## GIVEN REQUEST:
Repeat each record exactly. Any picture gets left out.

____________________

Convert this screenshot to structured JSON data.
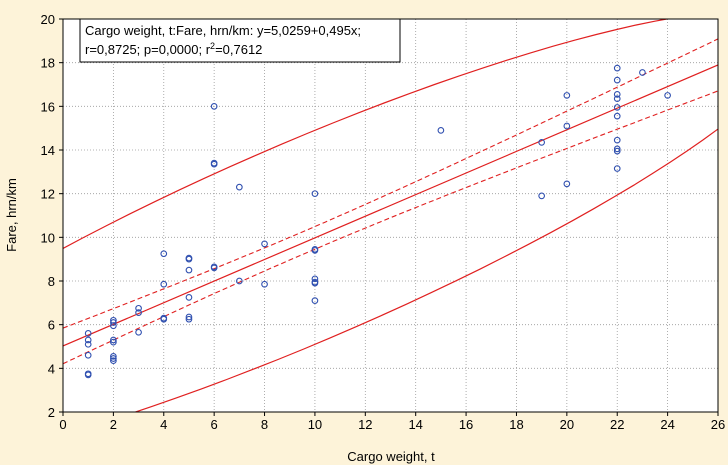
{
  "colors": {
    "background": "#fdf3d9",
    "plot_background": "#ffffff",
    "point_stroke": "#3050b0",
    "fit_line": "#e02020",
    "grid": "#9a9a9a"
  },
  "legend": {
    "line1": "Cargo weight, t:Fare, hrn/km: y=5,0259+0,495x;",
    "line2_a": "r=0,8725; p=0,0000; r",
    "line2_sup": "2",
    "line2_b": "=0,7612"
  },
  "chart_data": {
    "type": "scatter",
    "xlabel": "Cargo weight, t",
    "ylabel": "Fare, hrn/km",
    "xlim": [
      0,
      26
    ],
    "ylim": [
      2,
      20
    ],
    "xticks": [
      "0",
      "2",
      "4",
      "6",
      "8",
      "10",
      "12",
      "14",
      "16",
      "18",
      "20",
      "22",
      "24",
      "26"
    ],
    "yticks": [
      "2",
      "4",
      "6",
      "8",
      "10",
      "12",
      "14",
      "16",
      "18",
      "20"
    ],
    "grid": true,
    "legend_position": "top-left",
    "fit": {
      "intercept": 5.0259,
      "slope": 0.495
    },
    "confidence_band": "dashed",
    "prediction_ellipse": true,
    "points": [
      [
        1,
        5.6
      ],
      [
        1,
        5.3
      ],
      [
        1,
        5.1
      ],
      [
        1,
        4.6
      ],
      [
        1,
        3.75
      ],
      [
        1,
        3.7
      ],
      [
        2,
        6.2
      ],
      [
        2,
        6.1
      ],
      [
        2,
        5.95
      ],
      [
        2,
        5.3
      ],
      [
        2,
        5.2
      ],
      [
        2,
        4.55
      ],
      [
        2,
        4.45
      ],
      [
        2,
        4.35
      ],
      [
        3,
        6.75
      ],
      [
        3,
        6.55
      ],
      [
        3,
        5.65
      ],
      [
        4,
        9.25
      ],
      [
        4,
        7.85
      ],
      [
        4,
        6.3
      ],
      [
        4,
        6.25
      ],
      [
        5,
        9.05
      ],
      [
        5,
        9.0
      ],
      [
        5,
        8.5
      ],
      [
        5,
        7.25
      ],
      [
        5,
        6.35
      ],
      [
        5,
        6.25
      ],
      [
        6,
        16.0
      ],
      [
        6,
        13.4
      ],
      [
        6,
        13.35
      ],
      [
        6,
        8.65
      ],
      [
        6,
        8.6
      ],
      [
        7,
        12.3
      ],
      [
        7,
        8.0
      ],
      [
        8,
        9.7
      ],
      [
        8,
        7.85
      ],
      [
        10,
        12.0
      ],
      [
        10,
        9.45
      ],
      [
        10,
        9.4
      ],
      [
        10,
        8.1
      ],
      [
        10,
        7.95
      ],
      [
        10,
        7.9
      ],
      [
        10,
        7.1
      ],
      [
        15,
        14.9
      ],
      [
        19,
        14.35
      ],
      [
        19,
        11.9
      ],
      [
        20,
        16.5
      ],
      [
        20,
        15.1
      ],
      [
        20,
        12.45
      ],
      [
        22,
        17.75
      ],
      [
        22,
        17.2
      ],
      [
        22,
        16.55
      ],
      [
        22,
        16.35
      ],
      [
        22,
        15.95
      ],
      [
        22,
        15.55
      ],
      [
        22,
        14.45
      ],
      [
        22,
        14.05
      ],
      [
        22,
        13.95
      ],
      [
        22,
        13.15
      ],
      [
        23,
        17.55
      ],
      [
        24,
        16.5
      ]
    ]
  }
}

____________________

## FULL OUTPUT:
Convert this screenshot to structured JSON data.
{
  "colors": {
    "background": "#fdf3d9",
    "plot_background": "#ffffff",
    "point_stroke": "#3050b0",
    "fit_line": "#e02020",
    "grid": "#9a9a9a"
  },
  "legend": {
    "line1": "Cargo weight, t:Fare, hrn/km: y=5,0259+0,495x;",
    "line2_a": "r=0,8725; p=0,0000; r",
    "line2_sup": "2",
    "line2_b": "=0,7612"
  },
  "chart_data": {
    "type": "scatter",
    "xlabel": "Cargo weight, t",
    "ylabel": "Fare, hrn/km",
    "xlim": [
      0,
      26
    ],
    "ylim": [
      2,
      20
    ],
    "xticks": [
      "0",
      "2",
      "4",
      "6",
      "8",
      "10",
      "12",
      "14",
      "16",
      "18",
      "20",
      "22",
      "24",
      "26"
    ],
    "yticks": [
      "2",
      "4",
      "6",
      "8",
      "10",
      "12",
      "14",
      "16",
      "18",
      "20"
    ],
    "grid": true,
    "legend_position": "top-left",
    "fit": {
      "intercept": 5.0259,
      "slope": 0.495
    },
    "confidence_band": "dashed",
    "prediction_ellipse": true,
    "points": [
      [
        1,
        5.6
      ],
      [
        1,
        5.3
      ],
      [
        1,
        5.1
      ],
      [
        1,
        4.6
      ],
      [
        1,
        3.75
      ],
      [
        1,
        3.7
      ],
      [
        2,
        6.2
      ],
      [
        2,
        6.1
      ],
      [
        2,
        5.95
      ],
      [
        2,
        5.3
      ],
      [
        2,
        5.2
      ],
      [
        2,
        4.55
      ],
      [
        2,
        4.45
      ],
      [
        2,
        4.35
      ],
      [
        3,
        6.75
      ],
      [
        3,
        6.55
      ],
      [
        3,
        5.65
      ],
      [
        4,
        9.25
      ],
      [
        4,
        7.85
      ],
      [
        4,
        6.3
      ],
      [
        4,
        6.25
      ],
      [
        5,
        9.05
      ],
      [
        5,
        9.0
      ],
      [
        5,
        8.5
      ],
      [
        5,
        7.25
      ],
      [
        5,
        6.35
      ],
      [
        5,
        6.25
      ],
      [
        6,
        16.0
      ],
      [
        6,
        13.4
      ],
      [
        6,
        13.35
      ],
      [
        6,
        8.65
      ],
      [
        6,
        8.6
      ],
      [
        7,
        12.3
      ],
      [
        7,
        8.0
      ],
      [
        8,
        9.7
      ],
      [
        8,
        7.85
      ],
      [
        10,
        12.0
      ],
      [
        10,
        9.45
      ],
      [
        10,
        9.4
      ],
      [
        10,
        8.1
      ],
      [
        10,
        7.95
      ],
      [
        10,
        7.9
      ],
      [
        10,
        7.1
      ],
      [
        15,
        14.9
      ],
      [
        19,
        14.35
      ],
      [
        19,
        11.9
      ],
      [
        20,
        16.5
      ],
      [
        20,
        15.1
      ],
      [
        20,
        12.45
      ],
      [
        22,
        17.75
      ],
      [
        22,
        17.2
      ],
      [
        22,
        16.55
      ],
      [
        22,
        16.35
      ],
      [
        22,
        15.95
      ],
      [
        22,
        15.55
      ],
      [
        22,
        14.45
      ],
      [
        22,
        14.05
      ],
      [
        22,
        13.95
      ],
      [
        22,
        13.15
      ],
      [
        23,
        17.55
      ],
      [
        24,
        16.5
      ]
    ]
  }
}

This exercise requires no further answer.